◆ WRITTEN PROBLEM: Locate each line of the material that contains "ylabel", then return it.

--- Begin DATASET RECORDS ---

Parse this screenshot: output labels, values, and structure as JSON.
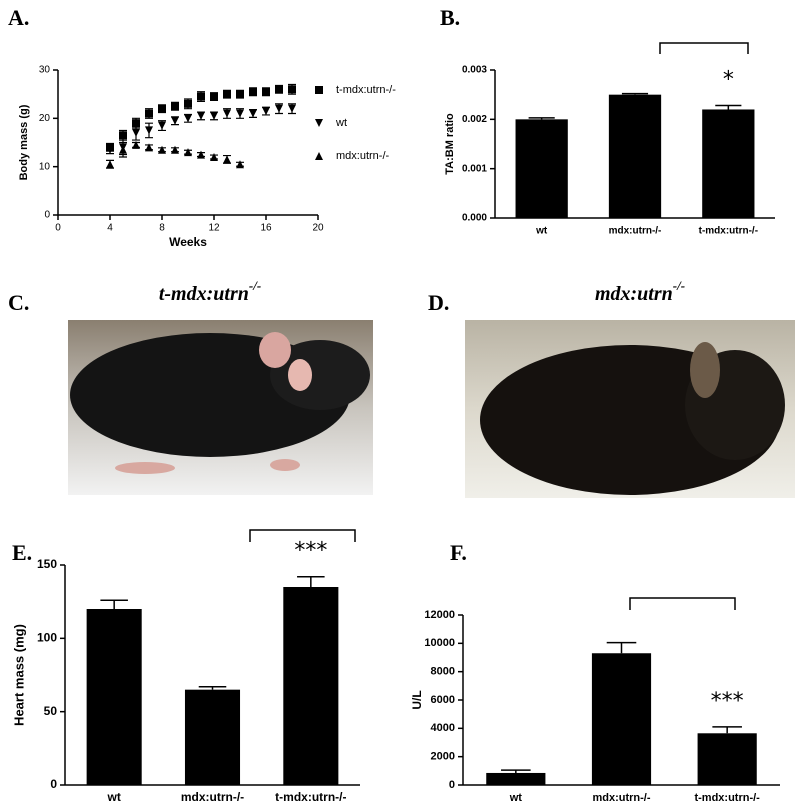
{
  "figure": {
    "panel_labels": [
      "A.",
      "B.",
      "C.",
      "D.",
      "E.",
      "F."
    ],
    "photo_captions": [
      {
        "text": "t-mdx:utrn",
        "sup": "-/-"
      },
      {
        "text": "mdx:utrn",
        "sup": "-/-"
      }
    ]
  },
  "chart_data": [
    {
      "type": "scatter",
      "xlabel": "Weeks",
      "ylabel": "Body mass (g)",
      "x": [
        4,
        5,
        6,
        7,
        8,
        9,
        10,
        11,
        12,
        13,
        14,
        15,
        16,
        17,
        18
      ],
      "xlim": [
        0,
        20
      ],
      "xticks": [
        0,
        4,
        8,
        12,
        16,
        20
      ],
      "ylim": [
        0,
        30
      ],
      "yticks": [
        0,
        10,
        20,
        30
      ],
      "legend": "right",
      "series": [
        {
          "name": "t-mdx:utrn-/-",
          "color": "#000000",
          "marker": "square",
          "values": [
            14,
            16.5,
            19,
            21,
            22,
            22.5,
            23,
            24.5,
            24.5,
            25,
            25,
            25.5,
            25.5,
            26,
            26
          ],
          "errors": [
            0.8,
            1,
            1,
            1,
            0.8,
            0.8,
            1,
            1,
            0.8,
            0.8,
            0.8,
            0.8,
            0.8,
            0.8,
            1
          ]
        },
        {
          "name": "wt",
          "color": "#000000",
          "marker": "triangle-down",
          "values": [
            13.5,
            14,
            17,
            17.5,
            18.5,
            19.5,
            20,
            20.5,
            20.5,
            21,
            21,
            21,
            21.5,
            22,
            22
          ],
          "errors": [
            0.8,
            1.5,
            1.5,
            1.5,
            1,
            0.8,
            0.8,
            0.8,
            0.8,
            1,
            1,
            0.8,
            0.8,
            1,
            1
          ]
        },
        {
          "name": "mdx:utrn-/-",
          "color": "#000000",
          "marker": "triangle-up",
          "values": [
            10.5,
            13.5,
            14.5,
            14,
            13.5,
            13.5,
            13,
            12.5,
            12,
            11.5,
            10.5,
            null,
            null,
            null,
            null
          ],
          "errors": [
            0.8,
            1.5,
            0.5,
            0.5,
            0.4,
            0.4,
            0.4,
            0.4,
            0.4,
            0.8,
            0.4,
            null,
            null,
            null,
            null
          ]
        }
      ]
    },
    {
      "type": "bar",
      "ylabel": "TA:BM ratio",
      "categories": [
        "wt",
        "mdx:utrn-/-",
        "t-mdx:utrn-/-"
      ],
      "values": [
        0.002,
        0.0025,
        0.0022
      ],
      "errors": [
        3e-05,
        2e-05,
        8e-05
      ],
      "color": "#000000",
      "ylim": [
        0,
        0.003
      ],
      "yticks": [
        {
          "value": 0,
          "label": "0.000"
        },
        {
          "value": 0.001,
          "label": "0.001"
        },
        {
          "value": 0.002,
          "label": "0.002"
        },
        {
          "value": 0.003,
          "label": "0.003"
        }
      ],
      "annotation": "*"
    },
    {
      "type": "bar",
      "ylabel": "Heart mass (mg)",
      "categories": [
        "wt",
        "mdx:utrn-/-",
        "t-mdx:utrn-/-"
      ],
      "values": [
        120,
        65,
        135
      ],
      "errors": [
        6,
        2,
        7
      ],
      "color": "#000000",
      "ylim": [
        0,
        150
      ],
      "yticks": [
        0,
        50,
        100,
        150
      ],
      "annotation": "***"
    },
    {
      "type": "bar",
      "ylabel": "U/L",
      "categories": [
        "wt",
        "mdx:utrn-/-",
        "t-mdx:utrn-/-"
      ],
      "values": [
        850,
        9300,
        3650
      ],
      "errors": [
        200,
        750,
        450
      ],
      "color": "#000000",
      "ylim": [
        0,
        12000
      ],
      "yticks": [
        0,
        2000,
        4000,
        6000,
        8000,
        10000,
        12000
      ],
      "annotation": "***"
    }
  ]
}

--- End DATASET RECORDS ---

◆ SOLUTION:
      "ylabel": "Body mass (g)",
      "ylabel": "TA:BM ratio",
      "ylabel": "Heart mass (mg)",
      "ylabel": "U/L",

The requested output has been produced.